Задание A –
Ответьте по отрывку о Букрееве:
(i) Где рассказчик встретился со Скоттом через несколько дней?
(ii) Что Скотт выплатил Букрееву?
(iii) В каком году Букреев совершил траверс Канченджанги?
Задание B – Перечислите все горы, которые упоминаются в отрывке о Букрееве.
Задание C – Допишите продолжение отрывка о Букрееве после его последнего предложения.

-------- Цитируемый отрывок

Через несколько дней мы встретились со Скоттом в гостинице, где остановились мои грузинские друзья. Там я показал ему уральские высотные палатки, с которыми их команда ходила на Дхаулагири. Хорошо сделанные, они выдержали проверку сильным ветром на большой высоте. Скотт купил себе одну и попросил меня раздобыть еще несколько, выполненных с учетом его требований. Мы решили, что палатки, как и кислородные баллоны, я постараюсь купить в России.
Букреев и Фишер расстались довольные друг другом. Впервые за многие годы Анатолию досталось хорошее место и приличный заработок. К тому же, Скотт выплатил ему аванс; теперь можно было не продавать свой любимый ледовый инструмент, чтобы набрать денег на билет. У Фишера были не меньшие основания считать себя в выигрыше. К услугам его клиентов был один из сильнейших гималайских гидов. Скотт позднее объяснял друзьям, что пригласил Букреева на работу из довольно специфических соображений: «Если мы куда влипнем, с нами будет Толя, чтобы нас оттуда вытащить».
Карен вспоминает, как радовался Фишер, переманив к себе Букреева: «Скотт сказал: „С нами наверху будет Анатолий – более сильного альпиниста и пожелать нельзя. Кто знает, что с нами может случиться?“»
Глава 3
Приготовления
Я был благодарен Скотту за его приглашение. Мне было по душе работать с ним, и я надеялся, что и после экспедиции наше сотрудничество не закончится. Эверест… Многие мои друзья-альпинисты теперь не смели и думать о нем. Их заветным мечтам не суждено было сбыться из-за развала Советского Союза. Государственная поддержка альпинизма закончилась, и многие высотники так и не смогли вернуться в горы. Я вспоминал о тех, кто прославил наш альпинизм. О тех, кто совершал ставшие легендарными подвиги, – иногда ценой собственной жизни. Горько было сознавать, что их героизм принесен в жертву тому, что сейчас тихо умирало само собой.
В начале ноября Букреев вместе с казахстанской командой продолжил подготовку к восхождению на Манаслу. После совершенного месяцем раньше восхождения на Дхаулагири Букреев был вымотан как физически, так и морально и, тем не менее, целиком сконцентрировался на новой экспедиции. Все высотные восхождения всегда сопряжены с большим риском, и предстоящее покорение Манаслу не было исключением. Сложность ситуации усугублялась суровыми зимними условиями, а также молодостью и неопытностью некоторых участников экспедиции. Однако Букреева это не пугало: он полагался на опыт более старших альпинистов, вместе с которыми в 1989-м году он совершил траверс Канченджанги (8 586 м). Впоследствии Букреев скажет: «То, что кажется концом дороги, на самом деле – начало следующей, более трудной и длинной». Дорога на Манаслу едва не оказалась для Анатолия последней.

----------------
-------- Выдержки из данных

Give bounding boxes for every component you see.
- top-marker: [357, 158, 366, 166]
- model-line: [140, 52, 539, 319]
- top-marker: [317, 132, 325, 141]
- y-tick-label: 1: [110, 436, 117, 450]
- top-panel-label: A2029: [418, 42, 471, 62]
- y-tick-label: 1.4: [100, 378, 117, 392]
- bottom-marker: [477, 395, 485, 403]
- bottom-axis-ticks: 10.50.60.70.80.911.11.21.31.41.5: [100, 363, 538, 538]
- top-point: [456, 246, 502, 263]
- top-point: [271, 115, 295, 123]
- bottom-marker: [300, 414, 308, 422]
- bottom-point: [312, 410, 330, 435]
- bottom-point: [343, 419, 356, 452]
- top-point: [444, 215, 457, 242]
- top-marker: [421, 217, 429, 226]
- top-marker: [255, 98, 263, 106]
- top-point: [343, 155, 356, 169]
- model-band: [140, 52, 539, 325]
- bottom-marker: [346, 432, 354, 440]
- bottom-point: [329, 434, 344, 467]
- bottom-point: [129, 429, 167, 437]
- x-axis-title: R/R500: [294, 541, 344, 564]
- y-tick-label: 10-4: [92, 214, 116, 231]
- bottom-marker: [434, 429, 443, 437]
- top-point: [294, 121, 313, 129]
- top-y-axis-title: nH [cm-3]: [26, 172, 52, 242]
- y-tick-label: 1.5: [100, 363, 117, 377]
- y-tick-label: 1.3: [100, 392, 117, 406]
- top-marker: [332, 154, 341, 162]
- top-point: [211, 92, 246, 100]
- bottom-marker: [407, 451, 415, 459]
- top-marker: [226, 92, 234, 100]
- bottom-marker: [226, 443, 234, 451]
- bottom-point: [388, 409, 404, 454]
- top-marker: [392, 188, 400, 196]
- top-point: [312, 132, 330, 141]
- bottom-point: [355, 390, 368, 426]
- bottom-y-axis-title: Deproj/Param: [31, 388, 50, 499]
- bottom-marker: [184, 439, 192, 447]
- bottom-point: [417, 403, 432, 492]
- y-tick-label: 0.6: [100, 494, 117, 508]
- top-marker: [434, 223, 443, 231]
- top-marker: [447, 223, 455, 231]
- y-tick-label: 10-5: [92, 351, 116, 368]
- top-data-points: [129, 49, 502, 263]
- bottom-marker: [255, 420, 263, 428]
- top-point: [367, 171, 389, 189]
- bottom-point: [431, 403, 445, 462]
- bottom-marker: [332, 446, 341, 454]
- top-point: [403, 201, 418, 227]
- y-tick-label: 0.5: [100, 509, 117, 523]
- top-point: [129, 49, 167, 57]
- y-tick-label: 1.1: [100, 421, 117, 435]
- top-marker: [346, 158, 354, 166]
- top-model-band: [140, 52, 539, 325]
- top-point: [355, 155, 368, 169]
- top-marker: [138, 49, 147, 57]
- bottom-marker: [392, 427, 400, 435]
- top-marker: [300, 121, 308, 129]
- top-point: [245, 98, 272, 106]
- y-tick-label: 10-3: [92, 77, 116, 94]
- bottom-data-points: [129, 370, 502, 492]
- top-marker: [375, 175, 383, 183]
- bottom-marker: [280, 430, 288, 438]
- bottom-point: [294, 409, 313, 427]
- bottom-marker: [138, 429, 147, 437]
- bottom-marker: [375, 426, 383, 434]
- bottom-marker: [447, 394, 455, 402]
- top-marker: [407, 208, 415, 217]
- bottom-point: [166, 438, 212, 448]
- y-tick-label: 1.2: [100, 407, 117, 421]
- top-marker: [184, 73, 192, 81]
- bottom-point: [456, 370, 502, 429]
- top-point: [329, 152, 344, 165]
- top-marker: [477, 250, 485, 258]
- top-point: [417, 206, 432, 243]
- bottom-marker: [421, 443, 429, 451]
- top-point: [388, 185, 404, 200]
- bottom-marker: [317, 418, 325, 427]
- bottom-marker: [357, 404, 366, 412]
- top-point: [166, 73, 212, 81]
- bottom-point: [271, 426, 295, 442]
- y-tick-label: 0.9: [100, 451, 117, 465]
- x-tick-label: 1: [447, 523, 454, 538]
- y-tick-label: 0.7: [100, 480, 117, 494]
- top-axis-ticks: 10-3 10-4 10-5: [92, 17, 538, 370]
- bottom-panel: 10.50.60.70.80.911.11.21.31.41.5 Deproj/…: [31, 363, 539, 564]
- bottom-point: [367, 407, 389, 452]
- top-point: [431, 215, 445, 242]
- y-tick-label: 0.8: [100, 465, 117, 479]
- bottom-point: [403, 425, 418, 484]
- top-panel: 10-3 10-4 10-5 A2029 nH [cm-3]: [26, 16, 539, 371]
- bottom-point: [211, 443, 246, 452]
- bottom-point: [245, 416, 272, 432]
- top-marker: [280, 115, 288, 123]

----------------

Ответ A –
(i) В гостинице, где остановились грузинские друзья рассказчика.
(ii) Аванс.
(iii) В 1989 году.

Ответ B – Дхаулагири, Эверест, Манаслу, Канченджанга.

Ответ C –
Заключив контракт с Букреевым, Фишер отправился в Данию. Теперь его главной задачей было набрать команду, которую весной можно было бы повести на Эверест. В Копенгагене Скотт собирался встретиться со своей хорошей знакомой Лин Гаммельгард. Лин было 34 года; она занималась медициной, юриспруденцией и очень любила альпинизм. Со Скоттом Лин встретилась в 1991 году в Гималаях, и с тех пор они регулярно переписывались. В своих письмах они писали друг другу о том, что их волновало: Скотт делился честолюбивыми планами на будущее, Лин рассказывала о своей жизни, устремлениях, интересе к альпинизму.
«С тех пор как мы встретились в 1991 году, – вспоминает Гаммельгард, – мы все время надеялись вместе сходить в горы либо здесь, в Европе, либо в Америке, на Аляске. И наконец, в 1995-м году представился подходящий случай».
Фишер предложил Гаммельгард пойти вместе с ним в экспедицию на Броуд-пик и покорить свой первый восьмитысячник. Но за время, прошедшее с их первой встречи, Гаммельгард решила больше не ходить на большие горы. С возрастом она стала по-новому смотреть на жизнь; приехав в Пакистан, она попыталась объяснить это Фишеру.